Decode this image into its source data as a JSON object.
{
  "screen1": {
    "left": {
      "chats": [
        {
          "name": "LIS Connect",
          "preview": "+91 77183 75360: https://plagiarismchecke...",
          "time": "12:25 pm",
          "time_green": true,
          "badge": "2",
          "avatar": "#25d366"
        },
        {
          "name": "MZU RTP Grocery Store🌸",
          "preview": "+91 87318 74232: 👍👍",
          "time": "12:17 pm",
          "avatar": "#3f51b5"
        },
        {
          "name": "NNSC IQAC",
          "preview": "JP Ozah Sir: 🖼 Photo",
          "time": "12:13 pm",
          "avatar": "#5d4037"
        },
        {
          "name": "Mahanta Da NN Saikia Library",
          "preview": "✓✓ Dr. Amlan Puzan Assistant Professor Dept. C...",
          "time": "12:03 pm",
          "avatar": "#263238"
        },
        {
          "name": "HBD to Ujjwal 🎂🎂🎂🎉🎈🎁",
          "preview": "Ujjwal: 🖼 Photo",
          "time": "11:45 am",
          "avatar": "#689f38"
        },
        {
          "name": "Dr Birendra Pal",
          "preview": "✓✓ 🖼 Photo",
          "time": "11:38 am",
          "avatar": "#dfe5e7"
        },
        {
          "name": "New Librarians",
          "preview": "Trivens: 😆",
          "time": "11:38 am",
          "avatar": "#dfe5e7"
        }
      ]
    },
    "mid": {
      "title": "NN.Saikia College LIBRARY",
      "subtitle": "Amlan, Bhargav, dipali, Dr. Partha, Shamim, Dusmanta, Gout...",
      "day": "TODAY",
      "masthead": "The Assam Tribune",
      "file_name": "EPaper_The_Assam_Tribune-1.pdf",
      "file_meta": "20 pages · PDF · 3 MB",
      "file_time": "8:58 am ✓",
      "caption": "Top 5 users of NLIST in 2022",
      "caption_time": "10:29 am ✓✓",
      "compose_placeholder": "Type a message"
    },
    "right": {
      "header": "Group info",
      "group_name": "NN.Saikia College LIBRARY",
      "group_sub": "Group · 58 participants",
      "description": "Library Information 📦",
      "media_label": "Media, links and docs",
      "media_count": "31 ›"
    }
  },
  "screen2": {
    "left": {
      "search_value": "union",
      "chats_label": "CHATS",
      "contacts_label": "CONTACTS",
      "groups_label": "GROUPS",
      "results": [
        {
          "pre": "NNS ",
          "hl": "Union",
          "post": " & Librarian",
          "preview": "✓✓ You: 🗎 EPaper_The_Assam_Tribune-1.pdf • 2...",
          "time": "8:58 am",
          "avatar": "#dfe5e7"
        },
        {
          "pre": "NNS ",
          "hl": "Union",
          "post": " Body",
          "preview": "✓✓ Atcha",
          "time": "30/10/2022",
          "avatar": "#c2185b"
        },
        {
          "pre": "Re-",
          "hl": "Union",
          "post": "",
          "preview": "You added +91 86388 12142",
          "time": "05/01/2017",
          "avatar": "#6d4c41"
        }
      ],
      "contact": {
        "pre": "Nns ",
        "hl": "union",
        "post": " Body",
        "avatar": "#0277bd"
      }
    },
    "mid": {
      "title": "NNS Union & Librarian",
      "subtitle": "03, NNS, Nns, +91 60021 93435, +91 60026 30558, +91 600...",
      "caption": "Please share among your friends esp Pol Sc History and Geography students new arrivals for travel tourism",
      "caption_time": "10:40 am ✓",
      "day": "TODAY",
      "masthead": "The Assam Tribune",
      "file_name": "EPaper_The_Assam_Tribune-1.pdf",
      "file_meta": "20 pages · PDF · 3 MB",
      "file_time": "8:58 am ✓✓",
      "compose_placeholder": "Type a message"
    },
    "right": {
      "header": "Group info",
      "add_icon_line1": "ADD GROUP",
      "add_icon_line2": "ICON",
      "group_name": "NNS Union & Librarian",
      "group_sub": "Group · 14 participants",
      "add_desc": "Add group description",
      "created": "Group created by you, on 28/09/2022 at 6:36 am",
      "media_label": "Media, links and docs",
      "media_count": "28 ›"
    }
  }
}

------------------------------------------------------------

Direction: Tell how many lines in the material contain the word "participants". Only the number is wanted.

Solution below: 2